Goal → Tally every line of the listing where the string "Code" is found, and state the total alone.

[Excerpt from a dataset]

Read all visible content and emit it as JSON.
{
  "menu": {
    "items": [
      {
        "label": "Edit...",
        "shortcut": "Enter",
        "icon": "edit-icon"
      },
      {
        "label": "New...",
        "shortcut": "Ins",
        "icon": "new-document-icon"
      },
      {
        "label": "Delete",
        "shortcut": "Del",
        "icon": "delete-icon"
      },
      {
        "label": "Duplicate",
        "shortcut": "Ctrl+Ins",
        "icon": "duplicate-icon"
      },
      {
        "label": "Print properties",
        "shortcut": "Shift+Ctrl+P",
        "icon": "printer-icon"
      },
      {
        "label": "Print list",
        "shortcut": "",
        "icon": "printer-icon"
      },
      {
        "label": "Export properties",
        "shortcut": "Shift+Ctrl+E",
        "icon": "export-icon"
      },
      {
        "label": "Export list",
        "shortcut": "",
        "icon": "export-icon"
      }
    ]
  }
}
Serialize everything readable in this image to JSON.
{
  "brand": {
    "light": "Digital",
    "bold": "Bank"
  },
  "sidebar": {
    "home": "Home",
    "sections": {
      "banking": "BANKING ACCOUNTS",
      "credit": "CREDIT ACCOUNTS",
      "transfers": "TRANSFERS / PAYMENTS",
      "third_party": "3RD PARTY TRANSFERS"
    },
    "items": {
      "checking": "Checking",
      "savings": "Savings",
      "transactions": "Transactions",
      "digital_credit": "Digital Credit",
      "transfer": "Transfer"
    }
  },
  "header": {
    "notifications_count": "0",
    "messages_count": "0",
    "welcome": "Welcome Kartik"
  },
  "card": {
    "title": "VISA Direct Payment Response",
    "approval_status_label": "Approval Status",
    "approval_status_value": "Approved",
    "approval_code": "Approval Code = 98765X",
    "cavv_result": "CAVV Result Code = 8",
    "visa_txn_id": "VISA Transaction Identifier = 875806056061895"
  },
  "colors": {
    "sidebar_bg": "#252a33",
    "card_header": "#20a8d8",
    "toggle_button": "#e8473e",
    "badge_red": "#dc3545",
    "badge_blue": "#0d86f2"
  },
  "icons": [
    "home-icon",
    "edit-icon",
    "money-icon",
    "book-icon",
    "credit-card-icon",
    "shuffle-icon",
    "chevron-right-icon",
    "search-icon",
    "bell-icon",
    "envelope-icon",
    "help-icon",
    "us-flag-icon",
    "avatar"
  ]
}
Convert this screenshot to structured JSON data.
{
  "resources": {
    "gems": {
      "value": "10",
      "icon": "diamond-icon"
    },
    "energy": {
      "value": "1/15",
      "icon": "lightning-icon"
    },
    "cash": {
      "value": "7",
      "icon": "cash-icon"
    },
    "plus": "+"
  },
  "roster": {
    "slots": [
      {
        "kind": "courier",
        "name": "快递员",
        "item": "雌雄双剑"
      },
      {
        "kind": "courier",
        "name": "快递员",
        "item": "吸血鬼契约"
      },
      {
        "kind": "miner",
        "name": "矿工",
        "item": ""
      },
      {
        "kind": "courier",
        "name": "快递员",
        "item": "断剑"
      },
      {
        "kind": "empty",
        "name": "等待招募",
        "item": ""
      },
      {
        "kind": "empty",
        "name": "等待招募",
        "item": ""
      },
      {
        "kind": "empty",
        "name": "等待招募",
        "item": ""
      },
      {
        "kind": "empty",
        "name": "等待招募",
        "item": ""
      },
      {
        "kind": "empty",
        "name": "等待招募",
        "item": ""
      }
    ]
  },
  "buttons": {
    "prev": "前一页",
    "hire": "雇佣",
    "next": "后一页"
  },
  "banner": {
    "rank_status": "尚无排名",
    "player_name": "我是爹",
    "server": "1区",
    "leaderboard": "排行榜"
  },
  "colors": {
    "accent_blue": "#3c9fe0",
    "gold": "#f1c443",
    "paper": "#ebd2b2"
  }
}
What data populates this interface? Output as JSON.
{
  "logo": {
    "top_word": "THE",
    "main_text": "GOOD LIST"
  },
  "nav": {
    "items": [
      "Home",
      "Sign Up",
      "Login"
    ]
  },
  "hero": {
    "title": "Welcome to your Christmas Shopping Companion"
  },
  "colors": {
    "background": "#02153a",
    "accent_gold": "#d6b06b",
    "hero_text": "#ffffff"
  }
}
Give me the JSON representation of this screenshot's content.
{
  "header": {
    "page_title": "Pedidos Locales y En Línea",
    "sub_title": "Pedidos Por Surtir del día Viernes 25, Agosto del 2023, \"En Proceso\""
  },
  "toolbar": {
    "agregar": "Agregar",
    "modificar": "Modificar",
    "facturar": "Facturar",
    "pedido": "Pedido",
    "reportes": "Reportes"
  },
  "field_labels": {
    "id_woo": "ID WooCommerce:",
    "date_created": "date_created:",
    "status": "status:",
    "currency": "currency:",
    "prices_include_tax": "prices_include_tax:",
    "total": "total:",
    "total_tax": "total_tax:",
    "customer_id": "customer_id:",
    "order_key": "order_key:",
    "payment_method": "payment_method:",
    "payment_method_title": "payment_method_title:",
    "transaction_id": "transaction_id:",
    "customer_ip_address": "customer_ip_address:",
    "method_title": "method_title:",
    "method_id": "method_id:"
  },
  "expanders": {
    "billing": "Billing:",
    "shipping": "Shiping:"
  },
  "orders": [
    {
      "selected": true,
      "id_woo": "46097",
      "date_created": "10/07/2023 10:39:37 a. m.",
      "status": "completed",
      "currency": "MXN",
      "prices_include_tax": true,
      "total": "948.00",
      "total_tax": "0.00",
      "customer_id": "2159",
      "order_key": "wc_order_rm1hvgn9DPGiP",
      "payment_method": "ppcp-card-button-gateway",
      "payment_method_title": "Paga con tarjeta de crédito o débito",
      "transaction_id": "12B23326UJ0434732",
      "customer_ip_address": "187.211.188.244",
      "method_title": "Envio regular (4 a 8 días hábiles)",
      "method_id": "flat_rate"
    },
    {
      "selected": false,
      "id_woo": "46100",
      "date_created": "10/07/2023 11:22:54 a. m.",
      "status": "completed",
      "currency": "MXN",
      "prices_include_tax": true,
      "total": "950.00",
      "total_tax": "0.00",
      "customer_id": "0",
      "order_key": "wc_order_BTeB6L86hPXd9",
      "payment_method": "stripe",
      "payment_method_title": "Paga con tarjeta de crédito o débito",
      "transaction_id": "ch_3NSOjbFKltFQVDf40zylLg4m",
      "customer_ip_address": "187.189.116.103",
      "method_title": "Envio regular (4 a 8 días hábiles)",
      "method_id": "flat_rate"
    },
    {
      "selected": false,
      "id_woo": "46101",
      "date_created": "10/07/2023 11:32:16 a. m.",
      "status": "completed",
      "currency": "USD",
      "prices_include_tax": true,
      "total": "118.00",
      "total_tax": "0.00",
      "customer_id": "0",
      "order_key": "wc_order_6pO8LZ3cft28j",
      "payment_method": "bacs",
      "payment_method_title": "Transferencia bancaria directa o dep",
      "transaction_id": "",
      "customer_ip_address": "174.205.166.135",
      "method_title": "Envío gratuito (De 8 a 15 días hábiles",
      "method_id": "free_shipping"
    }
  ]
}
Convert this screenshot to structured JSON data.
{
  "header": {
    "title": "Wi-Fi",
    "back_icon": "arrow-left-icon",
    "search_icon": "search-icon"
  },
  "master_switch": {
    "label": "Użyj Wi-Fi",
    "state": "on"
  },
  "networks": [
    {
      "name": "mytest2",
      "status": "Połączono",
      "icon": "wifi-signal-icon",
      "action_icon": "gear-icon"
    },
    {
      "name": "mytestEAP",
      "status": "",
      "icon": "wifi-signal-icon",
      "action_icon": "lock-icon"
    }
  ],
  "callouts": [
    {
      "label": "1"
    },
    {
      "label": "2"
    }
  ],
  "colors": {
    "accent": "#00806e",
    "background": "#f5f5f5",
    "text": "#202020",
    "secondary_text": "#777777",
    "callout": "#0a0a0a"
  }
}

Exercise output → 2